►
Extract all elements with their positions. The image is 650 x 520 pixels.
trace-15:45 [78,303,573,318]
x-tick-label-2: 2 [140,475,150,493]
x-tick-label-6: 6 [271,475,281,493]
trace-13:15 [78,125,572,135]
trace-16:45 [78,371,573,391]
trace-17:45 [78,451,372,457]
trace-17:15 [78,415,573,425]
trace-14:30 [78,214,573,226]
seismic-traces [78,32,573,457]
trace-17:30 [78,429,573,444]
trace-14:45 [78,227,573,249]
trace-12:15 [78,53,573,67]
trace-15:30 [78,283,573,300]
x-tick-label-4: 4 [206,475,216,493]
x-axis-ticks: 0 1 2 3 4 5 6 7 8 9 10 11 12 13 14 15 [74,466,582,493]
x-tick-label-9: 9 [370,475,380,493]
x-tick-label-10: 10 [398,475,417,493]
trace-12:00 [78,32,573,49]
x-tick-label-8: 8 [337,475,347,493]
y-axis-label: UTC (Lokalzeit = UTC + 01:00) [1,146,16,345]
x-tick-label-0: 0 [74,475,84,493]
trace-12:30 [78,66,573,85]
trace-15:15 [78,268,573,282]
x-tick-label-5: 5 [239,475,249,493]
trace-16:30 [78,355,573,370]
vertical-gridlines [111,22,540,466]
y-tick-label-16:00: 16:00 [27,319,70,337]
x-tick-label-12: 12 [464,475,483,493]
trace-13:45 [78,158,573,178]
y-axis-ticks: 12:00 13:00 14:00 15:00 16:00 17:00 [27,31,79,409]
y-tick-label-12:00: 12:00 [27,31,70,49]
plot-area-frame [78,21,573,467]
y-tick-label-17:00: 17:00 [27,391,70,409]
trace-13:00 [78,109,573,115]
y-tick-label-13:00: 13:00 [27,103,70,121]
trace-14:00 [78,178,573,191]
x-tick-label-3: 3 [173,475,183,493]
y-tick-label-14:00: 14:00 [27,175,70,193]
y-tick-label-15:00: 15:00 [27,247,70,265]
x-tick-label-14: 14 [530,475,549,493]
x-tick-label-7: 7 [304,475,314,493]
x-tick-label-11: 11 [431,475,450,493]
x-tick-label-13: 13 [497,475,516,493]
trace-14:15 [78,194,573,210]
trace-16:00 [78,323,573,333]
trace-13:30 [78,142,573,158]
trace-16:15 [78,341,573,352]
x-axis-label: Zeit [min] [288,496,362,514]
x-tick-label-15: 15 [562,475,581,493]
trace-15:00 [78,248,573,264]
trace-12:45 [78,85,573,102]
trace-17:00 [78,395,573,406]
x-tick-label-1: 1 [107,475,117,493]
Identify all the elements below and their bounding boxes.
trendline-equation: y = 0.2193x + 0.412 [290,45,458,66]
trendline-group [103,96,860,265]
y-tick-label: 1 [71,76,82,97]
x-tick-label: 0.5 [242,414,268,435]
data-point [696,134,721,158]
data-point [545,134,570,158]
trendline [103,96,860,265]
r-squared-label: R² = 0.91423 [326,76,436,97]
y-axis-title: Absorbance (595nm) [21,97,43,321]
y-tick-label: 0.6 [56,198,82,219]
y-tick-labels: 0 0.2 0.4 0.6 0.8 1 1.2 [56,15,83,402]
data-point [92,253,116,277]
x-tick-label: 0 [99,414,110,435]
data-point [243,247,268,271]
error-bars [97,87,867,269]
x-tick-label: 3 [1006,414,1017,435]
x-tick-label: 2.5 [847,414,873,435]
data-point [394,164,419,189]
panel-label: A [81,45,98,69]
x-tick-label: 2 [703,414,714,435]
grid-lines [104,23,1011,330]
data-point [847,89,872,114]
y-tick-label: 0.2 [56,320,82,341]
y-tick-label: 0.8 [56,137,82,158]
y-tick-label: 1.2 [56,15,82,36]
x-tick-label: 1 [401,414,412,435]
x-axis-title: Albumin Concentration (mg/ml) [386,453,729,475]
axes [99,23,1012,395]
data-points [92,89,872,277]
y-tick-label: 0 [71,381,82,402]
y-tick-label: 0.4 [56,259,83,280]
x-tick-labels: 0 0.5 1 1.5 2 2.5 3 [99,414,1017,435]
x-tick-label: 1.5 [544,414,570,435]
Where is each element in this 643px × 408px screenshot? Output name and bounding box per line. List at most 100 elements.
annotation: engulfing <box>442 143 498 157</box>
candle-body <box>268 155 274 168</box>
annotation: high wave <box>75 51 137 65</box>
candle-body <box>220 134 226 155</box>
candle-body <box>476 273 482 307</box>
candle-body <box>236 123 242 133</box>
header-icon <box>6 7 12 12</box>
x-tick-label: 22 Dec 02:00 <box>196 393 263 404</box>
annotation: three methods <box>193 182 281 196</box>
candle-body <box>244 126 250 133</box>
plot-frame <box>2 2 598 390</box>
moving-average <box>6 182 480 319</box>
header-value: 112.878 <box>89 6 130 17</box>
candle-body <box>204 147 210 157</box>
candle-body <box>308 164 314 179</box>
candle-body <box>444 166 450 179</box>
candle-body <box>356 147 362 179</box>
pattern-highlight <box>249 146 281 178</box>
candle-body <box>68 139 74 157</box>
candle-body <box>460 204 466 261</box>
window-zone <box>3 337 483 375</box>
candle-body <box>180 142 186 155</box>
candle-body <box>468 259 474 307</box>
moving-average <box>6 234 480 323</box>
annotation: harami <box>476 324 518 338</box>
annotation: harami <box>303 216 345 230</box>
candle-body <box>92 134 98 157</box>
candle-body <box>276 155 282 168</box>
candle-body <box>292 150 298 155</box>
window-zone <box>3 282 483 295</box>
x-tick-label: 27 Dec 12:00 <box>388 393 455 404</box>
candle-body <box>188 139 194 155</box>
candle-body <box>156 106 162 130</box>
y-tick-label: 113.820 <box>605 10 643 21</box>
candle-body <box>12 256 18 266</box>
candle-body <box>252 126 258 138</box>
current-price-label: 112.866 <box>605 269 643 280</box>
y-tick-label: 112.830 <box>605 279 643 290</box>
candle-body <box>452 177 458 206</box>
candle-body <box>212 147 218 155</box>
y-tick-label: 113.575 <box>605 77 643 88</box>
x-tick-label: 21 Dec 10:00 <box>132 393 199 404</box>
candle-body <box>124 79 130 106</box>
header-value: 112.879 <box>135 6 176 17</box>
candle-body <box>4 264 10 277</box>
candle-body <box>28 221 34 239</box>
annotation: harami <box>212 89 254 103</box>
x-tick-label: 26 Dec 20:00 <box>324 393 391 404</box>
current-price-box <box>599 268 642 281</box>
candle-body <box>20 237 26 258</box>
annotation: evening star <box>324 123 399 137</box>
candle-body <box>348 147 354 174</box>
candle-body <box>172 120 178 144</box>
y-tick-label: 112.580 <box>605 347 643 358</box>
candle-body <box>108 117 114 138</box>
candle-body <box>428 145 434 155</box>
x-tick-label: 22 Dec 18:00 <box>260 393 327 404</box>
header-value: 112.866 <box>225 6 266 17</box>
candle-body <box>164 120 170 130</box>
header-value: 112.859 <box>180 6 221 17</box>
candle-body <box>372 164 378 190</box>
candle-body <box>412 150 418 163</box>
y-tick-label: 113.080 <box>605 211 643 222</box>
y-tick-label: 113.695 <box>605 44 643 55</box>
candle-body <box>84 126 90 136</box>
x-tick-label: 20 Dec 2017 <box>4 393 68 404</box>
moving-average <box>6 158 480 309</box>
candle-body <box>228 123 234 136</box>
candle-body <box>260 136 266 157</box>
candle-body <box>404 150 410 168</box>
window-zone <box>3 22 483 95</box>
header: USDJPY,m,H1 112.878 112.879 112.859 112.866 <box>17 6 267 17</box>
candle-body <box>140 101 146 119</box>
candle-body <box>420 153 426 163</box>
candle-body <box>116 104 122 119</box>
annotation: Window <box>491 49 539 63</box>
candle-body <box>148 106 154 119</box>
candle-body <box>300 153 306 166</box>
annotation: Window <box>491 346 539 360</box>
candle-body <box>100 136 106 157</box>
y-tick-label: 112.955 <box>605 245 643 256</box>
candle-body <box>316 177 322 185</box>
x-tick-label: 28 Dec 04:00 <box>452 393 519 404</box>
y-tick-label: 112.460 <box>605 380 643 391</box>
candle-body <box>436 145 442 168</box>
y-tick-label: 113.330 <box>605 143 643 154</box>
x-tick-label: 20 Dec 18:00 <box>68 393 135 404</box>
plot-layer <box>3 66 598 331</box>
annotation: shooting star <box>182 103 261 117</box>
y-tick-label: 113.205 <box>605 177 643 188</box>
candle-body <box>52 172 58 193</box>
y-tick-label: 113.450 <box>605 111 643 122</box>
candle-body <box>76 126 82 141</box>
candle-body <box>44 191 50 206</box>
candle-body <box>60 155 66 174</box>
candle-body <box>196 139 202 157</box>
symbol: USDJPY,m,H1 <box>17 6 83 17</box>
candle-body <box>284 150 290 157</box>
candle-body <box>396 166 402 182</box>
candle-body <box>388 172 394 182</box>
◄
_INSTRUCTIONS TO FOLLOW_.
Arrange the stretch of the material above, from its first line through the line containing "trace-14:30 [78,214,573,226]", as a numbered list with any blank lines left out.

_TASK SOLUTION_.
1. Extract all elements with their positions. The image is 650 x 520 pixels.
2. trace-15:45 [78,303,573,318]
3. x-tick-label-2: 2 [140,475,150,493]
4. x-tick-label-6: 6 [271,475,281,493]
5. trace-13:15 [78,125,572,135]
6. trace-16:45 [78,371,573,391]
7. trace-17:45 [78,451,372,457]
8. trace-17:15 [78,415,573,425]
9. trace-14:30 [78,214,573,226]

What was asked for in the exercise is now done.